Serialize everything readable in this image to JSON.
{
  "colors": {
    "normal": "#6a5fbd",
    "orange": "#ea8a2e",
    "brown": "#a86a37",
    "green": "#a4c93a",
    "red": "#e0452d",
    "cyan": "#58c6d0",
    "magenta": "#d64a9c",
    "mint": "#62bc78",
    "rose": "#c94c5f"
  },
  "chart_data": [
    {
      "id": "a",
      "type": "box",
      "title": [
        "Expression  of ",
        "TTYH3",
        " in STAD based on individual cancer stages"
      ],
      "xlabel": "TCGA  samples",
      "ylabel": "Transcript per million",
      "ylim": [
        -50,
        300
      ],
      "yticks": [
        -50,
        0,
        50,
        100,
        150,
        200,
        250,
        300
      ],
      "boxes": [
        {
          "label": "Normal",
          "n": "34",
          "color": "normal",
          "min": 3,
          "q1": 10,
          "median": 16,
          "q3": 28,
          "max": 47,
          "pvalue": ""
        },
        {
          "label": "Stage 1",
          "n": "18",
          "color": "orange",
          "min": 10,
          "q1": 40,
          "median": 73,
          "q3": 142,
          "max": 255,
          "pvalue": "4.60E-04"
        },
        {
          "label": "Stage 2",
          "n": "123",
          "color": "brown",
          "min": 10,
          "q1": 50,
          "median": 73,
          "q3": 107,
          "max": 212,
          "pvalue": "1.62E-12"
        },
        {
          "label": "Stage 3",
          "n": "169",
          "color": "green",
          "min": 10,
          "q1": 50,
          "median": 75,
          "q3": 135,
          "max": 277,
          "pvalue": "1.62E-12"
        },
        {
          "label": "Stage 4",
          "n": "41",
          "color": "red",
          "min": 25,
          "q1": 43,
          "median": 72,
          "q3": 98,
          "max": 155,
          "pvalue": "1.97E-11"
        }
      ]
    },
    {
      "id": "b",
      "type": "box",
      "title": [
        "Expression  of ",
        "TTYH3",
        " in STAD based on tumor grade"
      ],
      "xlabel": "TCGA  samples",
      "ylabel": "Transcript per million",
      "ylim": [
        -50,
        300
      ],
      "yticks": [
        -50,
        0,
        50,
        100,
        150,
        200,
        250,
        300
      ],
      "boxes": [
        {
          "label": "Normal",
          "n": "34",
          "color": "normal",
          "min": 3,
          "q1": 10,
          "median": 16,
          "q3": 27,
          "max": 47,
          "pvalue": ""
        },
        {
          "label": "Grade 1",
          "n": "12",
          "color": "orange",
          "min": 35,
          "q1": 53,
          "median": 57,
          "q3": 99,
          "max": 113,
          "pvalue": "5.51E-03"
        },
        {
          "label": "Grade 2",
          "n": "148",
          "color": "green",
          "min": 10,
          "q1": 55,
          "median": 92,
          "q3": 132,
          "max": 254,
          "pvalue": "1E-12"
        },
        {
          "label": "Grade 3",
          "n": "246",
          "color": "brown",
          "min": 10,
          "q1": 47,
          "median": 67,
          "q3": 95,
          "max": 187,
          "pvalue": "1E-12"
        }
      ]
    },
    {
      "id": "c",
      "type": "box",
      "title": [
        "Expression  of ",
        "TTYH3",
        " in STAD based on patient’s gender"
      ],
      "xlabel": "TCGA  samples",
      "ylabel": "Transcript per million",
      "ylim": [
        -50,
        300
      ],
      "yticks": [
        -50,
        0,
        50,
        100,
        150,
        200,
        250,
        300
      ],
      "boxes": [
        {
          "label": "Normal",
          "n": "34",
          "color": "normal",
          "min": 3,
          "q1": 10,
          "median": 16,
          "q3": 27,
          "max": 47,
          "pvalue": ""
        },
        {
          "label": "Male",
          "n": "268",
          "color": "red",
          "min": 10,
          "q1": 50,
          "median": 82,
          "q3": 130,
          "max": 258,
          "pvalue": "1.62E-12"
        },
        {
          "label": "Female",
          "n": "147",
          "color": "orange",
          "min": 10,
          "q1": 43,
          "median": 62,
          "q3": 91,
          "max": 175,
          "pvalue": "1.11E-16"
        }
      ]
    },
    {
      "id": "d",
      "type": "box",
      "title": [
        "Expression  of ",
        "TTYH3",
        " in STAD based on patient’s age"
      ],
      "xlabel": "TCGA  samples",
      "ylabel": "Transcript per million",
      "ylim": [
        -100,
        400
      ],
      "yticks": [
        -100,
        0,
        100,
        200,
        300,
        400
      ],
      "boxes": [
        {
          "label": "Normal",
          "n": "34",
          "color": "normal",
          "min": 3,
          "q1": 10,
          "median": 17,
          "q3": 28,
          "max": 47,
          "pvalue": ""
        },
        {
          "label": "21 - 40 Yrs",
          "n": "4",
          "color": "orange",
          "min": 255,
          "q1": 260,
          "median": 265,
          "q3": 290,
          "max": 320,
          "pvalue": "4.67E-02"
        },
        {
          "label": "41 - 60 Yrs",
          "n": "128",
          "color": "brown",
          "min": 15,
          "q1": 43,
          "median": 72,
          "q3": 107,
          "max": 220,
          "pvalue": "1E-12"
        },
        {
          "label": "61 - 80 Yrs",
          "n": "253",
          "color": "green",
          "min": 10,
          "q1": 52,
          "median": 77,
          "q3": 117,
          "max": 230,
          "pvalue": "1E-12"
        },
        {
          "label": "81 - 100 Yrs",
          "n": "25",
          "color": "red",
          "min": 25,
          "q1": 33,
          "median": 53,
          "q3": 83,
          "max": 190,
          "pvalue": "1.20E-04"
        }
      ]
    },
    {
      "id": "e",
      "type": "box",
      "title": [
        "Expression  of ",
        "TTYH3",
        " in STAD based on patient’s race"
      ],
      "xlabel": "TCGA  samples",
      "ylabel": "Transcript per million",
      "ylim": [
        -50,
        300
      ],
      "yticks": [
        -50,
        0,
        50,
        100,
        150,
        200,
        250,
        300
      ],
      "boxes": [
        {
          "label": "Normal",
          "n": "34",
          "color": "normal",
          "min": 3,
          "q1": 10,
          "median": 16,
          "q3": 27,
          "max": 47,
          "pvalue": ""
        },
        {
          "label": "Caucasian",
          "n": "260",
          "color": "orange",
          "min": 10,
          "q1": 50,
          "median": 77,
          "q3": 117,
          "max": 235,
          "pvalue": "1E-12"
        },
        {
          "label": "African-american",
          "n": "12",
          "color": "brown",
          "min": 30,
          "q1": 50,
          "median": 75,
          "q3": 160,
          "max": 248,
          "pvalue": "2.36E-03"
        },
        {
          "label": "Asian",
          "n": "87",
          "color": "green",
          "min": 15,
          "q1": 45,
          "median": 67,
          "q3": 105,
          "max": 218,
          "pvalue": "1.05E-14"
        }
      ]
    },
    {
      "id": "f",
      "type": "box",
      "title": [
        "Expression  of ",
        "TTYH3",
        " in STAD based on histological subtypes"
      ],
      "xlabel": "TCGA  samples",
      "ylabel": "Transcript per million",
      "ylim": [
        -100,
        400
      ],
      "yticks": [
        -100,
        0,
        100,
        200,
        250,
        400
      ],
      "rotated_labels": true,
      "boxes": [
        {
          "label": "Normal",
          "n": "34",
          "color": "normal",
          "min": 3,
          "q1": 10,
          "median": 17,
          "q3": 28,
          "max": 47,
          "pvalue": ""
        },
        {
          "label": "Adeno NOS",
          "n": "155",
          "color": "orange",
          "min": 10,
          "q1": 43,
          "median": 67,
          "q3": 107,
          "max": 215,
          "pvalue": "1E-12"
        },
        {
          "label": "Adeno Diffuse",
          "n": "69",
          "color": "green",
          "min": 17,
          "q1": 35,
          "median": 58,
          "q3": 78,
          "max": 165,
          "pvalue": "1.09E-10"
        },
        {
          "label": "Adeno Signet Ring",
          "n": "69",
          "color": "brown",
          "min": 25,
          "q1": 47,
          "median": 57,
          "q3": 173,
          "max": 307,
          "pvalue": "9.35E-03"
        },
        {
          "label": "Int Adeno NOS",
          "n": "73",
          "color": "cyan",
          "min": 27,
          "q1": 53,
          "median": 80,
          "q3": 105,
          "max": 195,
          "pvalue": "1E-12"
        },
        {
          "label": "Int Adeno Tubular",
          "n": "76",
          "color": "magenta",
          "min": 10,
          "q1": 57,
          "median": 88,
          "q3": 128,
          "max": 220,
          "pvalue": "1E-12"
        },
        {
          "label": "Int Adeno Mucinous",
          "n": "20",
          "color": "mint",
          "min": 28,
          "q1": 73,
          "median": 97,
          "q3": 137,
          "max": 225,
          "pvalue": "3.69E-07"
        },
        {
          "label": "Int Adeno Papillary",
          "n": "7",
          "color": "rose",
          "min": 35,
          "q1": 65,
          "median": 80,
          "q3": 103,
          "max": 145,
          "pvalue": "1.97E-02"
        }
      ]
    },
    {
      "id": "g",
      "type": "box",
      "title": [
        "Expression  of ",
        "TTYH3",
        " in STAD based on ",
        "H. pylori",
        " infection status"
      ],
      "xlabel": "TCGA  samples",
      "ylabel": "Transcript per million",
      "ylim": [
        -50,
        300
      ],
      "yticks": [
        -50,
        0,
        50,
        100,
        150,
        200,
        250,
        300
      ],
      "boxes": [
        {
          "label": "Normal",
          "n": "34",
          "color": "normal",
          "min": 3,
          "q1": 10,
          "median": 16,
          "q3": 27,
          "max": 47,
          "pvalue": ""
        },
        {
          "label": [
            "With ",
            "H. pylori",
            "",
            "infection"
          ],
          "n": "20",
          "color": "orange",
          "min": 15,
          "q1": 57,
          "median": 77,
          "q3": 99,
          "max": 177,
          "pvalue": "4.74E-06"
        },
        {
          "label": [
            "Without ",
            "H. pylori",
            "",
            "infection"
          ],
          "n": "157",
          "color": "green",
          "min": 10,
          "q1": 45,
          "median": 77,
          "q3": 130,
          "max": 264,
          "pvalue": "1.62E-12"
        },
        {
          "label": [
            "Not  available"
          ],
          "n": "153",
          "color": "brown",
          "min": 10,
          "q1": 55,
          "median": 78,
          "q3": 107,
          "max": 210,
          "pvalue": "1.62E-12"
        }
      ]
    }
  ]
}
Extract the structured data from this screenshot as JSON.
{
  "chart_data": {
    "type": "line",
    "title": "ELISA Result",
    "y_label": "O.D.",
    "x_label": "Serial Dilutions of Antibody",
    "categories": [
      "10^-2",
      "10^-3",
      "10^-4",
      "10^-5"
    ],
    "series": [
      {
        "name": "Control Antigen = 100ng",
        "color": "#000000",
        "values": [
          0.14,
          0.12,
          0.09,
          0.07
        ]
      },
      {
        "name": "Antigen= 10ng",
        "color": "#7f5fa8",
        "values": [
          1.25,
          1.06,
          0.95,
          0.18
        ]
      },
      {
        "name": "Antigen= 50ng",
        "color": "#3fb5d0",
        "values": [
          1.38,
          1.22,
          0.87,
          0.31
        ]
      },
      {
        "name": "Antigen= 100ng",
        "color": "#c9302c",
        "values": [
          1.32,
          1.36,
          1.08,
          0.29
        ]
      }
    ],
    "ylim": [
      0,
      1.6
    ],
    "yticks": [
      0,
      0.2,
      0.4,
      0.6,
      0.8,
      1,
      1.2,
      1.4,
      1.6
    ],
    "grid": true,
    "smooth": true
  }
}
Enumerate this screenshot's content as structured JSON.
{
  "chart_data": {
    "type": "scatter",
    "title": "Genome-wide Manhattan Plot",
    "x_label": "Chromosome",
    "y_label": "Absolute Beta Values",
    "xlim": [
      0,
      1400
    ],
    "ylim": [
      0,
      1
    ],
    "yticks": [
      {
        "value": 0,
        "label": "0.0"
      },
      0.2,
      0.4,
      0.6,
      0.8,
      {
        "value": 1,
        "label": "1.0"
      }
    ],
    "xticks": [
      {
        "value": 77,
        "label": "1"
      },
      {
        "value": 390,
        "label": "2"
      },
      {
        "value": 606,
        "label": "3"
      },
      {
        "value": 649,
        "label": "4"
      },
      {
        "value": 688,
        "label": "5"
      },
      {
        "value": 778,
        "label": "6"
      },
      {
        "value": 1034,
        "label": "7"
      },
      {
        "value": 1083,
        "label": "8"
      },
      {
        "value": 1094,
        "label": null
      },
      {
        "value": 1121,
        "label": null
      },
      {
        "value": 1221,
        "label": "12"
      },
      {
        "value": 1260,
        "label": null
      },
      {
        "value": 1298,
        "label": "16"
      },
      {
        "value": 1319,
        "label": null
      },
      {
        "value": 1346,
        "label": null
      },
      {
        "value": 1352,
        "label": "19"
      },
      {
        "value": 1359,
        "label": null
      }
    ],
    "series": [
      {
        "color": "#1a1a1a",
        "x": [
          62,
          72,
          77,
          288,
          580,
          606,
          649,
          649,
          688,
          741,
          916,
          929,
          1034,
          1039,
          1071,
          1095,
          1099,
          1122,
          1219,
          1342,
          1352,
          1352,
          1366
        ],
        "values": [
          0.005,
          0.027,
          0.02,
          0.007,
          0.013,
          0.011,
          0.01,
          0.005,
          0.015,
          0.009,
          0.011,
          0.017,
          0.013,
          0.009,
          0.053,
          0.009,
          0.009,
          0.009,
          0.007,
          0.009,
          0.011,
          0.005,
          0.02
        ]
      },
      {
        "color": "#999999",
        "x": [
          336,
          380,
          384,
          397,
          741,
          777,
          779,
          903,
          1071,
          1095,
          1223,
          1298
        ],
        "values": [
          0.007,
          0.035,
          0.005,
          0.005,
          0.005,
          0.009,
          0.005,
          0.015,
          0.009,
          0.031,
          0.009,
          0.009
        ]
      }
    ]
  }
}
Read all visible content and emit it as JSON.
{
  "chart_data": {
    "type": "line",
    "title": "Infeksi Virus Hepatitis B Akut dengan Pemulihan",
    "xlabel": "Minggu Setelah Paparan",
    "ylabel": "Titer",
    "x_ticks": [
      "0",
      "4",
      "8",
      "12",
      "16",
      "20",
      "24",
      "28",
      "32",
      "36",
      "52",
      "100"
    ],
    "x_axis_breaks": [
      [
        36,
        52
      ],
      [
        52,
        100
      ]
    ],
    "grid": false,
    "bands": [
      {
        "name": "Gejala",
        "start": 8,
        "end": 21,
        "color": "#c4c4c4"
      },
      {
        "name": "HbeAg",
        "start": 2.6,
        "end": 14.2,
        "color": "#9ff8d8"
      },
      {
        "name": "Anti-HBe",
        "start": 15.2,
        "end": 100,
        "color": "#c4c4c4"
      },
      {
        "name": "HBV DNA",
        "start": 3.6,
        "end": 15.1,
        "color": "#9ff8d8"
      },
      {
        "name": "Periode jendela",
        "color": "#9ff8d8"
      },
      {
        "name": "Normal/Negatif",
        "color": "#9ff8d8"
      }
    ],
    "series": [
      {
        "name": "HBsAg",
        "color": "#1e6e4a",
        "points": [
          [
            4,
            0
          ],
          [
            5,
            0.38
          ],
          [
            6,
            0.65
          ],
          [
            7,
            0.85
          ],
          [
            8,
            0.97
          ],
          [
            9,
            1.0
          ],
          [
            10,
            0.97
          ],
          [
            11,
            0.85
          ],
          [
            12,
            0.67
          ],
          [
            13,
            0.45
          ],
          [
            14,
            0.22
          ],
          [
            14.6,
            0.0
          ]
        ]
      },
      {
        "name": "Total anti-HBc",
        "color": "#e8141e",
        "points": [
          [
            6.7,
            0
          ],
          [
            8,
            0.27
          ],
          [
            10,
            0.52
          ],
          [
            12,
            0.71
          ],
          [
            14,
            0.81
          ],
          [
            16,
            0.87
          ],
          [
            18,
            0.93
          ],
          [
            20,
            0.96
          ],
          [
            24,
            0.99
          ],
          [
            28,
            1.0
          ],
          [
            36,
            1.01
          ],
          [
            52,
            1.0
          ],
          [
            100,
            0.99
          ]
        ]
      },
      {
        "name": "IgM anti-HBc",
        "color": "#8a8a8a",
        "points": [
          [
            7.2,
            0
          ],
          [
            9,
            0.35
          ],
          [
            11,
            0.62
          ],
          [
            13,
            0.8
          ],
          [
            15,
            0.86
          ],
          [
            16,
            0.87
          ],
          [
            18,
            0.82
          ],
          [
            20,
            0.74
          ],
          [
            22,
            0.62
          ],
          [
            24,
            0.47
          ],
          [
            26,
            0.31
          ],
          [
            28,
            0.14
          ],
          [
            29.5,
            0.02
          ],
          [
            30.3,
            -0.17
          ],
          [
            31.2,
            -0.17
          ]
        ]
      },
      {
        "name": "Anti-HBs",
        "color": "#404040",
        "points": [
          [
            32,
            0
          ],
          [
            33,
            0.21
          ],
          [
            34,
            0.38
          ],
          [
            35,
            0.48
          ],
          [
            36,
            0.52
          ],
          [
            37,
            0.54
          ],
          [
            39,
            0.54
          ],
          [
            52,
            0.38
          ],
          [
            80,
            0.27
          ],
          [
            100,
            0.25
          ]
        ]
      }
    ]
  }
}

···

# Task to carry out:
Using the records above, gather all lines where the string "content" is present.

# Written answer:
Enumerate this screenshot's content as structured JSON.
Read all visible content and emit it as JSON.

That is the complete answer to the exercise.